Written request. Copy out each line of the material below with no changes.

Task inputs.
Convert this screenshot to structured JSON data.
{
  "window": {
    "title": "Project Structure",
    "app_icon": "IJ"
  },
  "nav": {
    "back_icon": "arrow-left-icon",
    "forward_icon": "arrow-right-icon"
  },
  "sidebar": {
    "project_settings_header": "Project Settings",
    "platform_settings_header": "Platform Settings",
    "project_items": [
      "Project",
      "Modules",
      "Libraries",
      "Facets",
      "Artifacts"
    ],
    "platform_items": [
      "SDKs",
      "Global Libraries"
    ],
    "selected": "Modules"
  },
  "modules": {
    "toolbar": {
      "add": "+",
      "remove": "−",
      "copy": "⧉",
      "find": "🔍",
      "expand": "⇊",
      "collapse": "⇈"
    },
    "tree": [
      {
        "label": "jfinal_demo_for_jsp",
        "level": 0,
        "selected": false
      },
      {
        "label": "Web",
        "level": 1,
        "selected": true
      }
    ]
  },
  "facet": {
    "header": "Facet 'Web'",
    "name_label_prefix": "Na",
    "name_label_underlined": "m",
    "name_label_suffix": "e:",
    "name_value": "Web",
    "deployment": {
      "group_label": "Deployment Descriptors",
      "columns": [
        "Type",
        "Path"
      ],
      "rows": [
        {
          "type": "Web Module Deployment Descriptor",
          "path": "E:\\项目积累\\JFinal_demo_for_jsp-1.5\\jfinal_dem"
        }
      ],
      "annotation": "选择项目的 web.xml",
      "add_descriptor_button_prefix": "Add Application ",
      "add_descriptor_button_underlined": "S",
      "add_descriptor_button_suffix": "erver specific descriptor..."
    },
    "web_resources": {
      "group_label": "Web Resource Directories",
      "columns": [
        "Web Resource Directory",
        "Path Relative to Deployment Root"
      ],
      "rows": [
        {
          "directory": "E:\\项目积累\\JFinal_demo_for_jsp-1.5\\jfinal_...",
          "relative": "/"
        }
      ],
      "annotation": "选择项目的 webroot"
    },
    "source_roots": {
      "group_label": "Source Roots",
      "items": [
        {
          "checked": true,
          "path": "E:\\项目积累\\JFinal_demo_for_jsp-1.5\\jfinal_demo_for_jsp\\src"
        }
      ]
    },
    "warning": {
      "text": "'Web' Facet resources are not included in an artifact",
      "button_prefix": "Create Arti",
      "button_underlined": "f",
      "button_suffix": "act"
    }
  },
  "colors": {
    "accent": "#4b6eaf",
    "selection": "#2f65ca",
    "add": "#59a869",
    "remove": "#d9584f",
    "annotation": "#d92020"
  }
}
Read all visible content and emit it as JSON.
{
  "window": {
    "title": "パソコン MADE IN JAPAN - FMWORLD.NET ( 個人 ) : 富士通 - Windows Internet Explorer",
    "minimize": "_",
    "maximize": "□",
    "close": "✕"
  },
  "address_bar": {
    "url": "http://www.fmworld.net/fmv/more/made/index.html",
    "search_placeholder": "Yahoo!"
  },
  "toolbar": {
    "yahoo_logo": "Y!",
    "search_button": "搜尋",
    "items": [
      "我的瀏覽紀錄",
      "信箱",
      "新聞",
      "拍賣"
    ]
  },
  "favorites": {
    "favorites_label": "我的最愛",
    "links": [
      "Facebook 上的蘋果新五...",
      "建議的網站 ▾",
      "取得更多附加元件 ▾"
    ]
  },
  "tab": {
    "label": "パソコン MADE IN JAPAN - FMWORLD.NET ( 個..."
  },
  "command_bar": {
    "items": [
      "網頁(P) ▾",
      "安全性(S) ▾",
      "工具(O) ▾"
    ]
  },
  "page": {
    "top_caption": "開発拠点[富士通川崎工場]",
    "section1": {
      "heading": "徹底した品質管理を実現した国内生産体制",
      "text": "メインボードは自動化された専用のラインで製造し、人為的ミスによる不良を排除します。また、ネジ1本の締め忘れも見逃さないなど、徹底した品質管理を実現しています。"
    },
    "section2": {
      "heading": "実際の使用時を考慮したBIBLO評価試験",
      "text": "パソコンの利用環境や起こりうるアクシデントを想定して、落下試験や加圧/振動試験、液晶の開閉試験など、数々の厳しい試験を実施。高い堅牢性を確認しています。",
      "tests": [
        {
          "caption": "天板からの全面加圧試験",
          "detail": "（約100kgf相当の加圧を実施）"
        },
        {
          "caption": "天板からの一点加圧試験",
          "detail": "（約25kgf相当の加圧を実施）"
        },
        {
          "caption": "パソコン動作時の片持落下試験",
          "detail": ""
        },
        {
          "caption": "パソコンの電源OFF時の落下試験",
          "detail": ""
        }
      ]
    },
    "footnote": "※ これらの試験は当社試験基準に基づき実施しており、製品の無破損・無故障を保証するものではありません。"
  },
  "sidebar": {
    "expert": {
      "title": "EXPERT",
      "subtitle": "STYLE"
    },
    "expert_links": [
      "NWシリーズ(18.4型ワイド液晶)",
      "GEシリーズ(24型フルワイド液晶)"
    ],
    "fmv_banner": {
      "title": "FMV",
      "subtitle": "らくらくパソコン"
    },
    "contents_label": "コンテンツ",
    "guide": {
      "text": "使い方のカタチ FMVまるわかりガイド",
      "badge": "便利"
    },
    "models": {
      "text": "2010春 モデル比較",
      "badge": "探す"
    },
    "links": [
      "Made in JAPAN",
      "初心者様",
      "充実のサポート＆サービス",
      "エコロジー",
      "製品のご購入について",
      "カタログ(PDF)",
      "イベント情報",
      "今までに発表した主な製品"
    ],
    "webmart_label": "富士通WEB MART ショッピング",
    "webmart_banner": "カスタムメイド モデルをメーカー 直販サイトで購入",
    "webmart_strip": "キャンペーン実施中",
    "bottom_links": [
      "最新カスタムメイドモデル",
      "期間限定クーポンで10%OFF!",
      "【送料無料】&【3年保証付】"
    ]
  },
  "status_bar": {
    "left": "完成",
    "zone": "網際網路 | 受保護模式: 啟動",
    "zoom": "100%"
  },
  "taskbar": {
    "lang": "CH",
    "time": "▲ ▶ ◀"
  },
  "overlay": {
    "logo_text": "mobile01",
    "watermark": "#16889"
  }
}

Correct answer.
Convert this screenshot to structured JSON data.
{
  "window": {
    "title": "Project Structure",
    "app_icon": "IJ"
  },
  "nav": {
    "back_icon": "arrow-left-icon",
    "forward_icon": "arrow-right-icon"
  },
  "sidebar": {
    "project_settings_header": "Project Settings",
    "platform_settings_header": "Platform Settings",
    "project_items": [
      "Project",
      "Modules",
      "Libraries",
      "Facets",
      "Artifacts"
    ],
    "platform_items": [
      "SDKs",
      "Global Libraries"
    ],
    "selected": "Modules"
  },
  "modules": {
    "toolbar": {
      "add": "+",
      "remove": "−",
      "copy": "⧉",
      "find": "🔍",
      "expand": "⇊",
      "collapse": "⇈"
    },
    "tree": [
      {
        "label": "jfinal_demo_for_jsp",
        "level": 0,
        "selected": false
      },
      {
        "label": "Web",
        "level": 1,
        "selected": true
      }
    ]
  },
  "facet": {
    "header": "Facet 'Web'",
    "name_label_prefix": "Na",
    "name_label_underlined": "m",
    "name_label_suffix": "e:",
    "name_value": "Web",
    "deployment": {
      "group_label": "Deployment Descriptors",
      "columns": [
        "Type",
        "Path"
      ],
      "rows": [
        {
          "type": "Web Module Deployment Descriptor",
          "path": "E:\\项目积累\\JFinal_demo_for_jsp-1.5\\jfinal_dem"
        }
      ],
      "annotation": "选择项目的 web.xml",
      "add_descriptor_button_prefix": "Add Application ",
      "add_descriptor_button_underlined": "S",
      "add_descriptor_button_suffix": "erver specific descriptor..."
    },
    "web_resources": {
      "group_label": "Web Resource Directories",
      "columns": [
        "Web Resource Directory",
        "Path Relative to Deployment Root"
      ],
      "rows": [
        {
          "directory": "E:\\项目积累\\JFinal_demo_for_jsp-1.5\\jfinal_...",
          "relative": "/"
        }
      ],
      "annotation": "选择项目的 webroot"
    },
    "source_roots": {
      "group_label": "Source Roots",
      "items": [
        {
          "checked": true,
          "path": "E:\\项目积累\\JFinal_demo_for_jsp-1.5\\jfinal_demo_for_jsp\\src"
        }
      ]
    },
    "warning": {
      "text": "'Web' Facet resources are not included in an artifact",
      "button_prefix": "Create Arti",
      "button_underlined": "f",
      "button_suffix": "act"
    }
  },
  "colors": {
    "accent": "#4b6eaf",
    "selection": "#2f65ca",
    "add": "#59a869",
    "remove": "#d9584f",
    "annotation": "#d92020"
  }
}
Read all visible content and emit it as JSON.
{
  "window": {
    "title": "パソコン MADE IN JAPAN - FMWORLD.NET ( 個人 ) : 富士通 - Windows Internet Explorer",
    "minimize": "_",
    "maximize": "□",
    "close": "✕"
  },
  "address_bar": {
    "url": "http://www.fmworld.net/fmv/more/made/index.html",
    "search_placeholder": "Yahoo!"
  },
  "toolbar": {
    "yahoo_logo": "Y!",
    "search_button": "搜尋",
    "items": [
      "我的瀏覽紀錄",
      "信箱",
      "新聞",
      "拍賣"
    ]
  },
  "favorites": {
    "favorites_label": "我的最愛",
    "links": [
      "Facebook 上的蘋果新五...",
      "建議的網站 ▾",
      "取得更多附加元件 ▾"
    ]
  },
  "tab": {
    "label": "パソコン MADE IN JAPAN - FMWORLD.NET ( 個..."
  },
  "command_bar": {
    "items": [
      "網頁(P) ▾",
      "安全性(S) ▾",
      "工具(O) ▾"
    ]
  },
  "page": {
    "top_caption": "開発拠点[富士通川崎工場]",
    "section1": {
      "heading": "徹底した品質管理を実現した国内生産体制",
      "text": "メインボードは自動化された専用のラインで製造し、人為的ミスによる不良を排除します。また、ネジ1本の締め忘れも見逃さないなど、徹底した品質管理を実現しています。"
    },
    "section2": {
      "heading": "実際の使用時を考慮したBIBLO評価試験",
      "text": "パソコンの利用環境や起こりうるアクシデントを想定して、落下試験や加圧/振動試験、液晶の開閉試験など、数々の厳しい試験を実施。高い堅牢性を確認しています。",
      "tests": [
        {
          "caption": "天板からの全面加圧試験",
          "detail": "（約100kgf相当の加圧を実施）"
        },
        {
          "caption": "天板からの一点加圧試験",
          "detail": "（約25kgf相当の加圧を実施）"
        },
        {
          "caption": "パソコン動作時の片持落下試験",
          "detail": ""
        },
        {
          "caption": "パソコンの電源OFF時の落下試験",
          "detail": ""
        }
      ]
    },
    "footnote": "※ これらの試験は当社試験基準に基づき実施しており、製品の無破損・無故障を保証するものではありません。"
  },
  "sidebar": {
    "expert": {
      "title": "EXPERT",
      "subtitle": "STYLE"
    },
    "expert_links": [
      "NWシリーズ(18.4型ワイド液晶)",
      "GEシリーズ(24型フルワイド液晶)"
    ],
    "fmv_banner": {
      "title": "FMV",
      "subtitle": "らくらくパソコン"
    },
    "contents_label": "コンテンツ",
    "guide": {
      "text": "使い方のカタチ FMVまるわかりガイド",
      "badge": "便利"
    },
    "models": {
      "text": "2010春 モデル比較",
      "badge": "探す"
    },
    "links": [
      "Made in JAPAN",
      "初心者様",
      "充実のサポート＆サービス",
      "エコロジー",
      "製品のご購入について",
      "カタログ(PDF)",
      "イベント情報",
      "今までに発表した主な製品"
    ],
    "webmart_label": "富士通WEB MART ショッピング",
    "webmart_banner": "カスタムメイド モデルをメーカー 直販サイトで購入",
    "webmart_strip": "キャンペーン実施中",
    "bottom_links": [
      "最新カスタムメイドモデル",
      "期間限定クーポンで10%OFF!",
      "【送料無料】&【3年保証付】"
    ]
  },
  "status_bar": {
    "left": "完成",
    "zone": "網際網路 | 受保護模式: 啟動",
    "zoom": "100%"
  },
  "taskbar": {
    "lang": "CH",
    "time": "▲ ▶ ◀"
  },
  "overlay": {
    "logo_text": "mobile01",
    "watermark": "#16889"
  }
}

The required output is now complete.